Pull every line that holds the word "توییت" from the entries.

- **Provided data**:
[Start]
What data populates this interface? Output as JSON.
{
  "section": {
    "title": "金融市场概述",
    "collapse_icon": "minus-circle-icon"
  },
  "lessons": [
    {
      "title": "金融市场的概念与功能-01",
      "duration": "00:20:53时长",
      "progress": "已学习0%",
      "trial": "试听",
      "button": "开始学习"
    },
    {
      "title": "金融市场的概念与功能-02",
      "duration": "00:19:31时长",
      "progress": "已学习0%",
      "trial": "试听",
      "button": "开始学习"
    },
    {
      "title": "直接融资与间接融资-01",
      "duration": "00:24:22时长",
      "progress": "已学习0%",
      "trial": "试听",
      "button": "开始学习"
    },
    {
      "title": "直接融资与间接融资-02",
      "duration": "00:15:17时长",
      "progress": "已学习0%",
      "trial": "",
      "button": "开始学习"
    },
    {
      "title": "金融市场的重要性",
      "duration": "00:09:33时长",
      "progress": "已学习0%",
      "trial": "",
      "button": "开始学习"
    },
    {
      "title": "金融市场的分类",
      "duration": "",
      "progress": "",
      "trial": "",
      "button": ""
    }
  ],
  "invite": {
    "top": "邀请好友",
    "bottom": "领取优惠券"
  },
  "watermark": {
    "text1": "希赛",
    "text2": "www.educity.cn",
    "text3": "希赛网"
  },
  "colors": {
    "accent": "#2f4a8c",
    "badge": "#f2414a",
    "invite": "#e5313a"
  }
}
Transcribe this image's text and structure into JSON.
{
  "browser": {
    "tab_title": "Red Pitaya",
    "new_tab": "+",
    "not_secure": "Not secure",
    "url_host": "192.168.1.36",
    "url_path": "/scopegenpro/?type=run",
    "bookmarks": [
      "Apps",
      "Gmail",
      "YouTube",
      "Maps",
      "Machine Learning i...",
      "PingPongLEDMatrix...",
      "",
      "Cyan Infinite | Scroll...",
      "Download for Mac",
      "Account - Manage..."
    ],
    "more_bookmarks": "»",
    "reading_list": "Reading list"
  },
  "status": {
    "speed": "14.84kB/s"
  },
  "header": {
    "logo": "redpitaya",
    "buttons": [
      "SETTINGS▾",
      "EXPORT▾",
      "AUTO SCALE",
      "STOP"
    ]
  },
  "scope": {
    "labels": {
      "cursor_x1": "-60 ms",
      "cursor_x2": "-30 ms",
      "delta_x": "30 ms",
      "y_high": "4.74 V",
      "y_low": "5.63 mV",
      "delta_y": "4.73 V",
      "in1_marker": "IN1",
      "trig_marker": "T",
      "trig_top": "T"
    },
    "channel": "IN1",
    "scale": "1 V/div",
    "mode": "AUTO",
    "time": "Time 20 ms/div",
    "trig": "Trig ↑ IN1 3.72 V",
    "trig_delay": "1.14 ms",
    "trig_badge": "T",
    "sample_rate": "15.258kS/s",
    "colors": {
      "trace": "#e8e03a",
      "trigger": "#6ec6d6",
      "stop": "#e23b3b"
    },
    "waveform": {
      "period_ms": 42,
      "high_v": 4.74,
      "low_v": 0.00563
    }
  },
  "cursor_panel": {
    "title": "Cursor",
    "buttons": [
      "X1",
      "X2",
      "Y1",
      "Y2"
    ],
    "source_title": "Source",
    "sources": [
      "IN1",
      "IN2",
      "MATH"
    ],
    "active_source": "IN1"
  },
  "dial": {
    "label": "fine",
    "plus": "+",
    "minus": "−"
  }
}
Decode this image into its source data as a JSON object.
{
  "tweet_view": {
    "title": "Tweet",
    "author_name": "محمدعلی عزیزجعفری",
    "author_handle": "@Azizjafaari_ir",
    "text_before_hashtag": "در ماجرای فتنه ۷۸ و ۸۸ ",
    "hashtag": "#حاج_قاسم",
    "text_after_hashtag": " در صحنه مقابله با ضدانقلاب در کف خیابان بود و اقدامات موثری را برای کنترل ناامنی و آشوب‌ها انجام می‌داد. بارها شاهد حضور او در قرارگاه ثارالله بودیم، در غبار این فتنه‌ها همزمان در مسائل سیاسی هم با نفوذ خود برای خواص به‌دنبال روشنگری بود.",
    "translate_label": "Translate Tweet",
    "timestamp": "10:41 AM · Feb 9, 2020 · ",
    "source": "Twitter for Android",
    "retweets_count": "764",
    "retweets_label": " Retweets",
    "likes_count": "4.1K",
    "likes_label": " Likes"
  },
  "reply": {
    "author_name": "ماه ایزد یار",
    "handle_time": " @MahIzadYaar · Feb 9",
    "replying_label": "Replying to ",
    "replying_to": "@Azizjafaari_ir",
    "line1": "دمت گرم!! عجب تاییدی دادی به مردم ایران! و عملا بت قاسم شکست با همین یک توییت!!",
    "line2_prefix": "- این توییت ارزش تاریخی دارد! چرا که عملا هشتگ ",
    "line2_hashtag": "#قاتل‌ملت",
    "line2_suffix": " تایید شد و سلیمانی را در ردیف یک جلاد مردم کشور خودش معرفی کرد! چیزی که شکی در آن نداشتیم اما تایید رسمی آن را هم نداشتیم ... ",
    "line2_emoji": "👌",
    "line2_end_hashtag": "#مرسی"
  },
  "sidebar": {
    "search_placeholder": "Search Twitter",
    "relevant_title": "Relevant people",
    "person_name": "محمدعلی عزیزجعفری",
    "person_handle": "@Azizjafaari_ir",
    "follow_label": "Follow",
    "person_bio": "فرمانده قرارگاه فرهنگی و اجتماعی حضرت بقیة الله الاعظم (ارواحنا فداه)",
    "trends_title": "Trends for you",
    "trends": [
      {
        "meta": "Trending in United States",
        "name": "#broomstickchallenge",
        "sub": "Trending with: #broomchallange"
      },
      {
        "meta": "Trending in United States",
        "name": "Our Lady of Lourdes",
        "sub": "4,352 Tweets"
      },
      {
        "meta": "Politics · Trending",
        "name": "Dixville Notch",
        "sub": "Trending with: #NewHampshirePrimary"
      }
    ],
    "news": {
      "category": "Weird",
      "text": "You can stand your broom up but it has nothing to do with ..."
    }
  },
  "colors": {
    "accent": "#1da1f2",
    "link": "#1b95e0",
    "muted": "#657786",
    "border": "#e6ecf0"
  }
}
[End]
- **Solution to the exercise**:
    "line1": "دمت گرم!! عجب تاییدی دادی به مردم ایران! و عملا بت قاسم شکست با همین یک توییت!!",
    "line2_prefix": "- این توییت ارزش تاریخی دارد! چرا که عملا هشتگ ",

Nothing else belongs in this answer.